Provide the data again in its entirety, exactly as given.
━━━━━━━━━━━━━━━━━━━━━━━━━━━━━━
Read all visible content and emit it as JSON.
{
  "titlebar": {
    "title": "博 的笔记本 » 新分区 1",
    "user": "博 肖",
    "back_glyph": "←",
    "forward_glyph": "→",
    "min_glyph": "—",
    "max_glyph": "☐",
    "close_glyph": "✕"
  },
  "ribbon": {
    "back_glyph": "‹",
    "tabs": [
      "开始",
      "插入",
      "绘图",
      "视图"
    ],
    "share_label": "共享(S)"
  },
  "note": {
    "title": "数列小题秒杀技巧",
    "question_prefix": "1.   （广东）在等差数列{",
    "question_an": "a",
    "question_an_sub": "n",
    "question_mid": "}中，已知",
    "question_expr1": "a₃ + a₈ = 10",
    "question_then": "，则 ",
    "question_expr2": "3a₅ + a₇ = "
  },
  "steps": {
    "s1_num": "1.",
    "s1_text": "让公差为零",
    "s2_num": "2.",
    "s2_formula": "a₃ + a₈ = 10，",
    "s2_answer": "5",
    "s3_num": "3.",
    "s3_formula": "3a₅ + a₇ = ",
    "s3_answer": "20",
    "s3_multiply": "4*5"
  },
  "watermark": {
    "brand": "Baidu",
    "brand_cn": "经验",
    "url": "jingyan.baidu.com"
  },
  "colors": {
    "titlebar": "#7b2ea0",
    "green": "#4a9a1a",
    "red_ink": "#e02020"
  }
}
━━━━━━━━━━━━━━━━━━━━━━━━━━━━━━
Exercise answer —
Read all visible content and emit it as JSON.
{
  "titlebar": {
    "title": "博 的笔记本 » 新分区 1",
    "user": "博 肖",
    "back_glyph": "←",
    "forward_glyph": "→",
    "min_glyph": "—",
    "max_glyph": "☐",
    "close_glyph": "✕"
  },
  "ribbon": {
    "back_glyph": "‹",
    "tabs": [
      "开始",
      "插入",
      "绘图",
      "视图"
    ],
    "share_label": "共享(S)"
  },
  "note": {
    "title": "数列小题秒杀技巧",
    "question_prefix": "1.   （广东）在等差数列{",
    "question_an": "a",
    "question_an_sub": "n",
    "question_mid": "}中，已知",
    "question_expr1": "a₃ + a₈ = 10",
    "question_then": "，则 ",
    "question_expr2": "3a₅ + a₇ = "
  },
  "steps": {
    "s1_num": "1.",
    "s1_text": "让公差为零",
    "s2_num": "2.",
    "s2_formula": "a₃ + a₈ = 10，",
    "s2_answer": "5",
    "s3_num": "3.",
    "s3_formula": "3a₅ + a₇ = ",
    "s3_answer": "20",
    "s3_multiply": "4*5"
  },
  "watermark": {
    "brand": "Baidu",
    "brand_cn": "经验",
    "url": "jingyan.baidu.com"
  },
  "colors": {
    "titlebar": "#7b2ea0",
    "green": "#4a9a1a",
    "red_ink": "#e02020"
  }
}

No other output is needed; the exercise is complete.